- WHAT YOU NEED TO DO
• a. In the interview excerpt, where is Menstrupedia based?
• b. Condense the paragraph of the interview excerpt that begins "Gupta. When we set out to create an awareness tool" into a short bulleted list of its main facts.
• c. Return the text of the interview excerpt from "Aditi Gupta, 33" to "the past five years.", unchanged.

*** PASSAGE SHOWN

The second was by Sharad Joshi who led a popular farmer’s movement, and I worked with him. He said something similar. He told me don’t be swayed by all the jargon and fashionable global talk. Decide your own agenda and always stay local. Build your agenda based on the community. I always remember their words.

Illustration by Vidhi Khandelwal

Aditi Gupta, 33 years old, started Menstrupedia, a company that makes tools for educating girls and boys about menstruation. Based in Ahmedabad, Gujarat, Gupta says that crowdfunding and support from men and women across India has sustained her company for the past five years.

ImpactAlpha. What is the hardest problem that you’ve had to solve as an entrepreneur?

Gupta. When we set out to create an awareness tool on menstruation, this affected everyone — the taboo around menstruation. Women seeing their bodies are impure, which leads to reproductive health issues. We are discriminating against our girls in our home. As a designer, we were able to create a great tool but as an entrepreneur when we set out to make the initiative sustainable, we always got feedback from business experts that an initiative like this would fail. Nobody in India is going to buy a book on menstruation, they would say. But we’re now in our fifth year, and we’re not just surviving, but thriving. I think Menstrupedia will be around for another 50 years. We crowdfunded, and since then have not taken any VC funding. It’s generated enough revenue on its own.

******
*** DATASET EXCERPTS

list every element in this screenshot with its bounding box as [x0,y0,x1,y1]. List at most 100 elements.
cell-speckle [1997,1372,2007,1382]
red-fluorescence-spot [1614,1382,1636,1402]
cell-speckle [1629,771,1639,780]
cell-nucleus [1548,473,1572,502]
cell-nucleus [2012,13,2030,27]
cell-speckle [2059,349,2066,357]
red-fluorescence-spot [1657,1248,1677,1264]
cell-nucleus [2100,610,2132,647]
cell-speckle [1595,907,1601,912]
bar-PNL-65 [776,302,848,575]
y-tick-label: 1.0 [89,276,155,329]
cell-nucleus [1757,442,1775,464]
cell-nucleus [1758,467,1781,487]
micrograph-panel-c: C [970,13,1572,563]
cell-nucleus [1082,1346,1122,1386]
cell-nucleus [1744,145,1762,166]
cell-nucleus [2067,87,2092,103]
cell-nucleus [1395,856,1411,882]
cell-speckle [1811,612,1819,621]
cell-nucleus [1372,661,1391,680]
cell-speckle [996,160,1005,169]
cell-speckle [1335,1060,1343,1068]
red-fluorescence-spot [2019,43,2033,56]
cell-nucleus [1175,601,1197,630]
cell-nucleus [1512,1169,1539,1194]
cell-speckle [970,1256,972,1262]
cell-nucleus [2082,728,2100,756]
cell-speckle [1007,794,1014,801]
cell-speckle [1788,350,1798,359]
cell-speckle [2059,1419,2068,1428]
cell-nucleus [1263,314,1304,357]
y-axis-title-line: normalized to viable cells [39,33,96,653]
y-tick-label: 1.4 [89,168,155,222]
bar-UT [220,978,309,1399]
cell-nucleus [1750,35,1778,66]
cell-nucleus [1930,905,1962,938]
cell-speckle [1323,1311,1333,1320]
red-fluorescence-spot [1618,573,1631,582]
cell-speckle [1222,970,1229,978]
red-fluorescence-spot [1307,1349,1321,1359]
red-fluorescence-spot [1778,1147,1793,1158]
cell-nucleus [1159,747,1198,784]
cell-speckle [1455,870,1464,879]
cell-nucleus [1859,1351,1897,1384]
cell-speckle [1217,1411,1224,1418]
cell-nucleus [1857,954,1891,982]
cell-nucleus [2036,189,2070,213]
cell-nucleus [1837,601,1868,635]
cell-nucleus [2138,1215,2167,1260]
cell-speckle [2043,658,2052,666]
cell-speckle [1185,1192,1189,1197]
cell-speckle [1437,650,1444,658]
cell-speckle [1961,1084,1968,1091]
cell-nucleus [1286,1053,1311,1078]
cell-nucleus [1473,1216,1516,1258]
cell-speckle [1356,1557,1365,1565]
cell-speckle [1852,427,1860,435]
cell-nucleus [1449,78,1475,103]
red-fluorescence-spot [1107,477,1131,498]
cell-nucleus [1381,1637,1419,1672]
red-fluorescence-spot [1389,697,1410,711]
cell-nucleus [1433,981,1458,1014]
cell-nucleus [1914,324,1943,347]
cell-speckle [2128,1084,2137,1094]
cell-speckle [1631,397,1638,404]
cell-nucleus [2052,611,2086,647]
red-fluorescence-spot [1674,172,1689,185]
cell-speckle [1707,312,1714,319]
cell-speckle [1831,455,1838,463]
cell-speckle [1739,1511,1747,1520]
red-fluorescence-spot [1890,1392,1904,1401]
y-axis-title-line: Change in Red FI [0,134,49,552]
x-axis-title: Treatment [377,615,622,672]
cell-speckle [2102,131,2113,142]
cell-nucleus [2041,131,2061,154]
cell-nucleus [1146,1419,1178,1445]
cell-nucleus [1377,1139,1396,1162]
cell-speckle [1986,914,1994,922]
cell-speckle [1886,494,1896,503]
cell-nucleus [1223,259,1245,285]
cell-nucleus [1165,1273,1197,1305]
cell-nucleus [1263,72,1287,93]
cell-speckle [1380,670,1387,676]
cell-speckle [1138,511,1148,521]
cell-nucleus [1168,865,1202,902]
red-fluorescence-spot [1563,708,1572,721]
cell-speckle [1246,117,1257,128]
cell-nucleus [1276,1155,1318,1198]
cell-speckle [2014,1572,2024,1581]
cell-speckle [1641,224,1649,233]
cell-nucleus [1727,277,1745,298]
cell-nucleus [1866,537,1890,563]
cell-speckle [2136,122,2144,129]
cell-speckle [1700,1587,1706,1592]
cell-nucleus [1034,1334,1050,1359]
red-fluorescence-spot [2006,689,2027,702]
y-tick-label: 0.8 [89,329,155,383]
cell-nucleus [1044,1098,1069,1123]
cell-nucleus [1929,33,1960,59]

******

- ANSWERS BELOW
• a. Ahmedabad, Gujarat.

• b.
- The goal was an awareness tool on menstruation, a taboo that affected everyone.
- Women see their bodies as impure, which leads to reproductive health issues, and girls face discrimination at home.
- Business experts said the initiative would fail because nobody in India would buy a book on menstruation.
- Menstrupedia is now in its fifth year and thriving, and Gupta expects it to last another 50 years.
- It was crowdfunded, has taken no VC funding since, and generates enough revenue on its own.

• c.
Aditi Gupta, 33 years old, started Menstrupedia, a company that makes tools for educating girls and boys about menstruation. Based in Ahmedabad, Gujarat, Gupta says that crowdfunding and support from men and women across India has sustained her company for the past five years.